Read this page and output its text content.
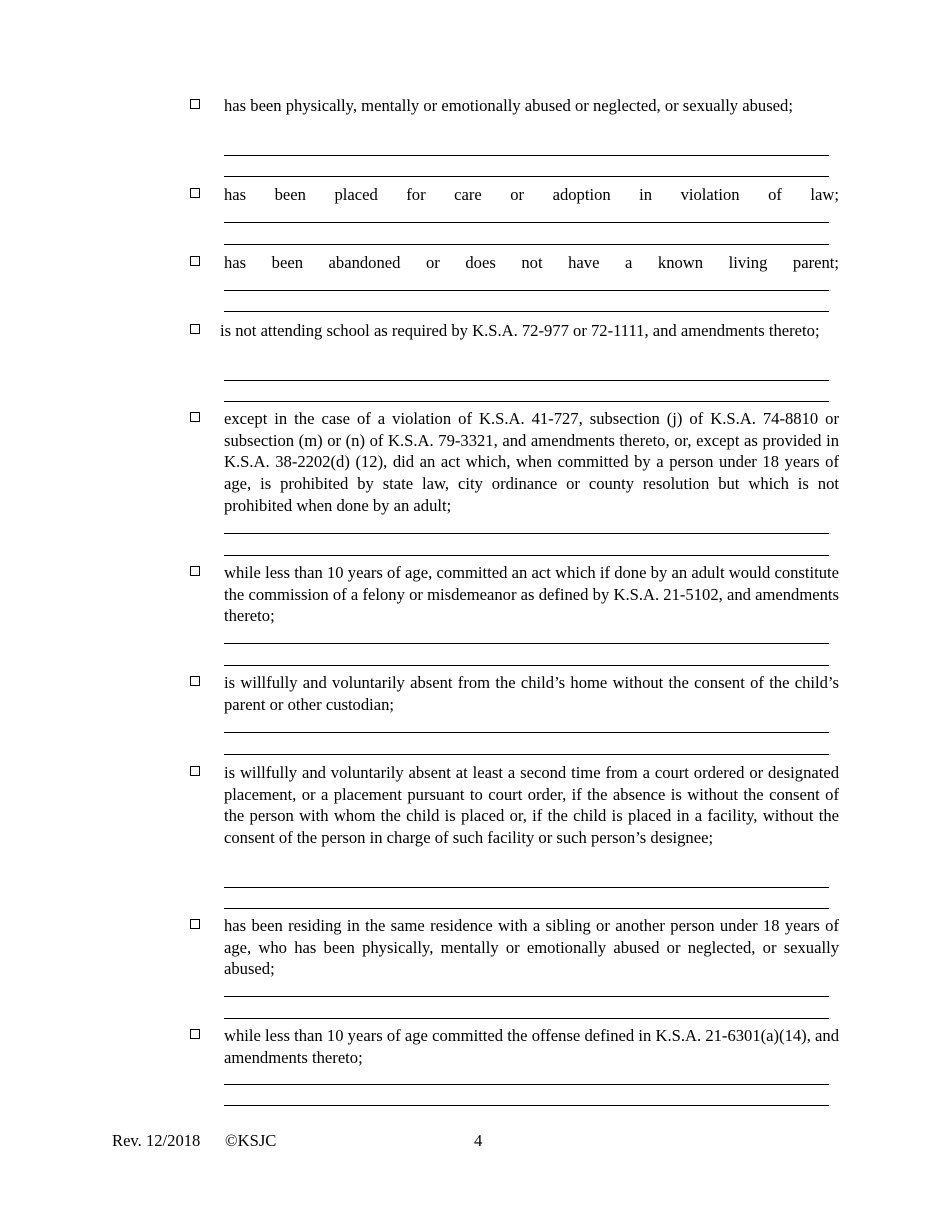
has been physically, mentally or emotionally abused or neglected, or sexually abused;
has been placed for care or adoption in violation of law;
has been abandoned or does not have a known living parent;
is not attending school as required by K.S.A. 72-977 or 72-1111, and amendments thereto;
except in the case of a violation of K.S.A. 41-727, subsection (j) of K.S.A. 74-8810 or subsection (m) or (n) of K.S.A. 79-3321, and amendments thereto, or, except as provided in K.S.A. 38-2202(d) (12), did an act which, when committed by a person under 18 years of age, is prohibited by state law, city ordinance or county resolution but which is not prohibited when done by an adult;
while less than 10 years of age, committed an act which if done by an adult would constitute the commission of a felony or misdemeanor as defined by K.S.A. 21-5102, and amendments thereto;
is willfully and voluntarily absent from the child’s home without the consent of the child’s parent or other custodian;
is willfully and voluntarily absent at least a second time from a court ordered or designated placement, or a placement pursuant to court order, if the absence is without the consent of the person with whom the child is placed or, if the child is placed in a facility, without the consent of the person in charge of such facility or such person’s designee;
has been residing in the same residence with a sibling or another person under 18 years of age, who has been physically, mentally or emotionally abused or neglected, or sexually abused;
while less than 10 years of age committed the offense defined in K.S.A. 21-6301(a)(14), and amendments thereto;
Rev. 12/2018 ©KSJC	4
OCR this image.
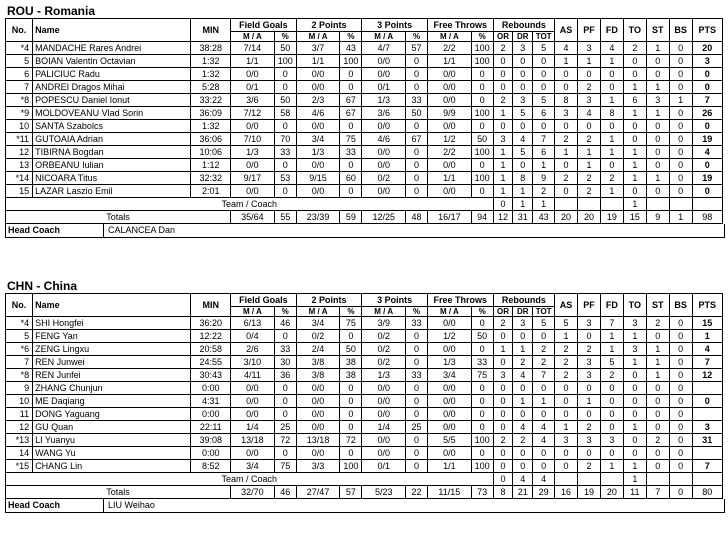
ROU - Romania
No.	Name	MIN	Field Goals		2 Points		3 Points		Free Throws		Rebounds			AS	PF	FD	TO	ST	BS	PTS
			M / A	%	M / A	%	M / A	%	M / A	%	OR	DR	TOT							
*4	MANDACHE Rares Andrei	38:28	7/14	50	3/7	43	4/7	57	2/2	100	2	3	5	4	3	4	2	1	0	20
5	BOIAN Valentin Octavian	1:32	1/1	100	1/1	100	0/0	0	1/1	100	0	0	0	1	1	1	0	0	0	3
6	PALICIUC Radu	1:32	0/0	0	0/0	0	0/0	0	0/0	0	0	0	0	0	0	0	0	0	0	0
7	ANDREI Dragos Mihai	5:28	0/1	0	0/0	0	0/1	0	0/0	0	0	0	0	0	2	0	1	1	0	0
*8	POPESCU Daniel Ionut	33:22	3/6	50	2/3	67	1/3	33	0/0	0	2	3	5	8	3	1	6	3	1	7
*9	MOLDOVEANU Vlad Sorin	36:09	7/12	58	4/6	67	3/6	50	9/9	100	1	5	6	3	4	8	1	1	0	26
10	SANTA Szabolcs	1:32	0/0	0	0/0	0	0/0	0	0/0	0	0	0	0	0	0	0	0	0	0	0
*11	GUTOAIA Adrian	36:06	7/10	70	3/4	75	4/6	67	1/2	50	3	4	7	2	2	1	0	0	0	19
12	TIBIRNA Bogdan	10:06	1/3	33	1/3	33	0/0	0	2/2	100	1	5	6	1	1	1	1	0	0	4
13	ORBEANU Iulian	1:12	0/0	0	0/0	0	0/0	0	0/0	0	1	0	1	0	1	0	1	0	0	0
*14	NICOARA Titus	32:32	9/17	53	9/15	60	0/2	0	1/1	100	1	8	9	2	2	2	1	1	0	19
15	LAZAR Laszio Emil	2:01	0/0	0	0/0	0	0/0	0	0/0	0	1	1	2	0	2	1	0	0	0	0
Team / Coach											0	1	1				1			
Totals			35/64	55	23/39	59	12/25	48	16/17	94	12	31	43	20	20	19	15	9	1	98
Head Coach	CALANCEA Dan
CHN - China
No.	Name	MIN	Field Goals		2 Points		3 Points		Free Throws		Rebounds			AS	PF	FD	TO	ST	BS	PTS
			M / A	%	M / A	%	M / A	%	M / A	%	OR	DR	TOT							
*4	SHI Hongfei	36:20	6/13	46	3/4	75	3/9	33	0/0	0	2	3	5	5	3	7	3	2	0	15
5	FENG Yan	12:22	0/4	0	0/2	0	0/2	0	1/2	50	0	0	0	1	0	1	1	0	0	1
*6	ZENG Lingxu	20:58	2/6	33	2/4	50	0/2	0	0/0	0	1	1	2	2	2	1	3	1	0	4
7	REN Junwei	24:55	3/10	30	3/8	38	0/2	0	1/3	33	0	2	2	2	3	5	1	1	0	7
*8	REN Junfei	30:43	4/11	36	3/8	38	1/3	33	3/4	75	3	4	7	2	3	2	0	1	0	12
9	ZHANG Chunjun	0:00	0/0	0	0/0	0	0/0	0	0/0	0	0	0	0	0	0	0	0	0	0	
10	ME Daqiang	4:31	0/0	0	0/0	0	0/0	0	0/0	0	0	1	1	0	1	0	0	0	0	0
11	DONG Yaguang	0:00	0/0	0	0/0	0	0/0	0	0/0	0	0	0	0	0	0	0	0	0	0	
12	GU Quan	22:11	1/4	25	0/0	0	1/4	25	0/0	0	0	4	4	1	2	0	1	0	0	3
*13	LI Yuanyu	39:08	13/18	72	13/18	72	0/0	0	5/5	100	2	2	4	3	3	3	0	2	0	31
14	WANG Yu	0:00	0/0	0	0/0	0	0/0	0	0/0	0	0	0	0	0	0	0	0	0	0	
*15	CHANG Lin	8:52	3/4	75	3/3	100	0/1	0	1/1	100	0	0	0	0	2	1	1	0	0	7
Team / Coach											0	4	4				1			
Totals			32/70	46	27/47	57	5/23	22	11/15	73	8	21	29	16	19	20	11	7	0	80
Head Coach	LIU Weihao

→ To do
Pictures in the records should not appear in your copy, but everything else must be transcribed exactly.

→ Answer for the task
Read this page and output its text content.
has been physically, mentally or emotionally abused or neglected, or sexually abused;
has been placed for care or adoption in violation of law;
has been abandoned or does not have a known living parent;
is not attending school as required by K.S.A. 72-977 or 72-1111, and amendments thereto;
except in the case of a violation of K.S.A. 41-727, subsection (j) of K.S.A. 74-8810 or subsection (m) or (n) of K.S.A. 79-3321, and amendments thereto, or, except as provided in K.S.A. 38-2202(d) (12), did an act which, when committed by a person under 18 years of age, is prohibited by state law, city ordinance or county resolution but which is not prohibited when done by an adult;
while less than 10 years of age, committed an act which if done by an adult would constitute the commission of a felony or misdemeanor as defined by K.S.A. 21-5102, and amendments thereto;
is willfully and voluntarily absent from the child’s home without the consent of the child’s parent or other custodian;
is willfully and voluntarily absent at least a second time from a court ordered or designated placement, or a placement pursuant to court order, if the absence is without the consent of the person with whom the child is placed or, if the child is placed in a facility, without the consent of the person in charge of such facility or such person’s designee;
has been residing in the same residence with a sibling or another person under 18 years of age, who has been physically, mentally or emotionally abused or neglected, or sexually abused;
while less than 10 years of age committed the offense defined in K.S.A. 21-6301(a)(14), and amendments thereto;
Rev. 12/2018 ©KSJC	4
OCR this image.
ROU - Romania
No.	Name	MIN	Field Goals		2 Points		3 Points		Free Throws		Rebounds			AS	PF	FD	TO	ST	BS	PTS
			M / A	%	M / A	%	M / A	%	M / A	%	OR	DR	TOT							
*4	MANDACHE Rares Andrei	38:28	7/14	50	3/7	43	4/7	57	2/2	100	2	3	5	4	3	4	2	1	0	20
5	BOIAN Valentin Octavian	1:32	1/1	100	1/1	100	0/0	0	1/1	100	0	0	0	1	1	1	0	0	0	3
6	PALICIUC Radu	1:32	0/0	0	0/0	0	0/0	0	0/0	0	0	0	0	0	0	0	0	0	0	0
7	ANDREI Dragos Mihai	5:28	0/1	0	0/0	0	0/1	0	0/0	0	0	0	0	0	2	0	1	1	0	0
*8	POPESCU Daniel Ionut	33:22	3/6	50	2/3	67	1/3	33	0/0	0	2	3	5	8	3	1	6	3	1	7
*9	MOLDOVEANU Vlad Sorin	36:09	7/12	58	4/6	67	3/6	50	9/9	100	1	5	6	3	4	8	1	1	0	26
10	SANTA Szabolcs	1:32	0/0	0	0/0	0	0/0	0	0/0	0	0	0	0	0	0	0	0	0	0	0
*11	GUTOAIA Adrian	36:06	7/10	70	3/4	75	4/6	67	1/2	50	3	4	7	2	2	1	0	0	0	19
12	TIBIRNA Bogdan	10:06	1/3	33	1/3	33	0/0	0	2/2	100	1	5	6	1	1	1	1	0	0	4
13	ORBEANU Iulian	1:12	0/0	0	0/0	0	0/0	0	0/0	0	1	0	1	0	1	0	1	0	0	0
*14	NICOARA Titus	32:32	9/17	53	9/15	60	0/2	0	1/1	100	1	8	9	2	2	2	1	1	0	19
15	LAZAR Laszio Emil	2:01	0/0	0	0/0	0	0/0	0	0/0	0	1	1	2	0	2	1	0	0	0	0
Team / Coach											0	1	1				1			
Totals			35/64	55	23/39	59	12/25	48	16/17	94	12	31	43	20	20	19	15	9	1	98
Head Coach	CALANCEA Dan
CHN - China
No.	Name	MIN	Field Goals		2 Points		3 Points		Free Throws		Rebounds			AS	PF	FD	TO	ST	BS	PTS
			M / A	%	M / A	%	M / A	%	M / A	%	OR	DR	TOT							
*4	SHI Hongfei	36:20	6/13	46	3/4	75	3/9	33	0/0	0	2	3	5	5	3	7	3	2	0	15
5	FENG Yan	12:22	0/4	0	0/2	0	0/2	0	1/2	50	0	0	0	1	0	1	1	0	0	1
*6	ZENG Lingxu	20:58	2/6	33	2/4	50	0/2	0	0/0	0	1	1	2	2	2	1	3	1	0	4
7	REN Junwei	24:55	3/10	30	3/8	38	0/2	0	1/3	33	0	2	2	2	3	5	1	1	0	7
*8	REN Junfei	30:43	4/11	36	3/8	38	1/3	33	3/4	75	3	4	7	2	3	2	0	1	0	12
9	ZHANG Chunjun	0:00	0/0	0	0/0	0	0/0	0	0/0	0	0	0	0	0	0	0	0	0	0	
10	ME Daqiang	4:31	0/0	0	0/0	0	0/0	0	0/0	0	0	1	1	0	1	0	0	0	0	0
11	DONG Yaguang	0:00	0/0	0	0/0	0	0/0	0	0/0	0	0	0	0	0	0	0	0	0	0	
12	GU Quan	22:11	1/4	25	0/0	0	1/4	25	0/0	0	0	4	4	1	2	0	1	0	0	3
*13	LI Yuanyu	39:08	13/18	72	13/18	72	0/0	0	5/5	100	2	2	4	3	3	3	0	2	0	31
14	WANG Yu	0:00	0/0	0	0/0	0	0/0	0	0/0	0	0	0	0	0	0	0	0	0	0	
*15	CHANG Lin	8:52	3/4	75	3/3	100	0/1	0	1/1	100	0	0	0	0	2	1	1	0	0	7
Team / Coach											0	4	4				1			
Totals			32/70	46	27/47	57	5/23	22	11/15	73	8	21	29	16	19	20	11	7	0	80
Head Coach	LIU Weihao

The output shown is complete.